## Start

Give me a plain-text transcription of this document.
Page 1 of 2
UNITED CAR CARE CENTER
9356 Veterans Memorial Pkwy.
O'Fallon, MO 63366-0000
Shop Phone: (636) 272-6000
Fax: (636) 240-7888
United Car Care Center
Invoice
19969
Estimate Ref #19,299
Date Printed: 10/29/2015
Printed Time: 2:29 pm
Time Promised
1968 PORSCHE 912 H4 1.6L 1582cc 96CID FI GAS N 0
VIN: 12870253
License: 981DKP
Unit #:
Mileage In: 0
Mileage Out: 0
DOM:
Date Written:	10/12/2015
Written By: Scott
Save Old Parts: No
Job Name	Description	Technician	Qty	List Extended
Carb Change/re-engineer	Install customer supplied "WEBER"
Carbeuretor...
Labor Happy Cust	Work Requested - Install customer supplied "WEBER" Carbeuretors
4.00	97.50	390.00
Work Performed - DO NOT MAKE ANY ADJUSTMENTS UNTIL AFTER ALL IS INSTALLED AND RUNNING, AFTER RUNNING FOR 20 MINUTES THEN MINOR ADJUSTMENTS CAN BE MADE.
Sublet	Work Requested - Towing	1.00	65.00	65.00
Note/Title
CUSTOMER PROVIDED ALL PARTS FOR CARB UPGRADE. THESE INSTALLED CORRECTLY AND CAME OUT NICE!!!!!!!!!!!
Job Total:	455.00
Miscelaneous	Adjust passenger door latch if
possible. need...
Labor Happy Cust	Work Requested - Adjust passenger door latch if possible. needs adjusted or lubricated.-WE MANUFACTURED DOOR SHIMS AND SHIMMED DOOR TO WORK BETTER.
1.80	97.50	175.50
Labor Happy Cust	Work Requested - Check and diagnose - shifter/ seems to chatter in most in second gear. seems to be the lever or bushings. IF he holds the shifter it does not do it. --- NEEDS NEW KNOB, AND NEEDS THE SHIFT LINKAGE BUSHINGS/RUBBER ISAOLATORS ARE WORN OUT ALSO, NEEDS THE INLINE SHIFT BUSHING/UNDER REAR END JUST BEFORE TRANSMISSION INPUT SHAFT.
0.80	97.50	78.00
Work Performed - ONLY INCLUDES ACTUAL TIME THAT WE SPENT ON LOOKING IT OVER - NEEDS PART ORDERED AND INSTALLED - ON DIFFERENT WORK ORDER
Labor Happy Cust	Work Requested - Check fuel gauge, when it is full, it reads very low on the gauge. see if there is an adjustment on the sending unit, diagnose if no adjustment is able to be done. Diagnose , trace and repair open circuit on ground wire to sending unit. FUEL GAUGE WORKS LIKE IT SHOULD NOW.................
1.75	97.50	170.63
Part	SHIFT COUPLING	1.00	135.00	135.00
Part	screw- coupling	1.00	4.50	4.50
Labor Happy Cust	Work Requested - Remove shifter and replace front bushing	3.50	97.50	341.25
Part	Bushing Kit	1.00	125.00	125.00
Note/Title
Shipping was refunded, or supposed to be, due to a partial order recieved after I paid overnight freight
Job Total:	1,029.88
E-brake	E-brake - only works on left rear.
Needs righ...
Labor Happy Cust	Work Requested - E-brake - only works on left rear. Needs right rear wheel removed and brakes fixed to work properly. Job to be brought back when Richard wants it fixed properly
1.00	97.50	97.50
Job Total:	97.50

## End

- **Short exercise**
Each entry above is to be printed again exactly.

- **Solution for this task**
Give me a plain-text transcription of this document.
Page 1 of 2
UNITED CAR CARE CENTER
9356 Veterans Memorial Pkwy.
O'Fallon, MO 63366-0000
Shop Phone: (636) 272-6000
Fax: (636) 240-7888
United Car Care Center
Invoice
19969
Estimate Ref #19,299
Date Printed: 10/29/2015
Printed Time: 2:29 pm
Time Promised
1968 PORSCHE 912 H4 1.6L 1582cc 96CID FI GAS N 0
VIN: 12870253
License: 981DKP
Unit #:
Mileage In: 0
Mileage Out: 0
DOM:
Date Written:	10/12/2015
Written By: Scott
Save Old Parts: No
Job Name	Description	Technician	Qty	List Extended
Carb Change/re-engineer	Install customer supplied "WEBER"
Carbeuretor...
Labor Happy Cust	Work Requested - Install customer supplied "WEBER" Carbeuretors
4.00	97.50	390.00
Work Performed - DO NOT MAKE ANY ADJUSTMENTS UNTIL AFTER ALL IS INSTALLED AND RUNNING, AFTER RUNNING FOR 20 MINUTES THEN MINOR ADJUSTMENTS CAN BE MADE.
Sublet	Work Requested - Towing	1.00	65.00	65.00
Note/Title
CUSTOMER PROVIDED ALL PARTS FOR CARB UPGRADE. THESE INSTALLED CORRECTLY AND CAME OUT NICE!!!!!!!!!!!
Job Total:	455.00
Miscelaneous	Adjust passenger door latch if
possible. need...
Labor Happy Cust	Work Requested - Adjust passenger door latch if possible. needs adjusted or lubricated.-WE MANUFACTURED DOOR SHIMS AND SHIMMED DOOR TO WORK BETTER.
1.80	97.50	175.50
Labor Happy Cust	Work Requested - Check and diagnose - shifter/ seems to chatter in most in second gear. seems to be the lever or bushings. IF he holds the shifter it does not do it. --- NEEDS NEW KNOB, AND NEEDS THE SHIFT LINKAGE BUSHINGS/RUBBER ISAOLATORS ARE WORN OUT ALSO, NEEDS THE INLINE SHIFT BUSHING/UNDER REAR END JUST BEFORE TRANSMISSION INPUT SHAFT.
0.80	97.50	78.00
Work Performed - ONLY INCLUDES ACTUAL TIME THAT WE SPENT ON LOOKING IT OVER - NEEDS PART ORDERED AND INSTALLED - ON DIFFERENT WORK ORDER
Labor Happy Cust	Work Requested - Check fuel gauge, when it is full, it reads very low on the gauge. see if there is an adjustment on the sending unit, diagnose if no adjustment is able to be done. Diagnose , trace and repair open circuit on ground wire to sending unit. FUEL GAUGE WORKS LIKE IT SHOULD NOW.................
1.75	97.50	170.63
Part	SHIFT COUPLING	1.00	135.00	135.00
Part	screw- coupling	1.00	4.50	4.50
Labor Happy Cust	Work Requested - Remove shifter and replace front bushing	3.50	97.50	341.25
Part	Bushing Kit	1.00	125.00	125.00
Note/Title
Shipping was refunded, or supposed to be, due to a partial order recieved after I paid overnight freight
Job Total:	1,029.88
E-brake	E-brake - only works on left rear.
Needs righ...
Labor Happy Cust	Work Requested - E-brake - only works on left rear. Needs right rear wheel removed and brakes fixed to work properly. Job to be brought back when Richard wants it fixed properly
1.00	97.50	97.50
Job Total:	97.50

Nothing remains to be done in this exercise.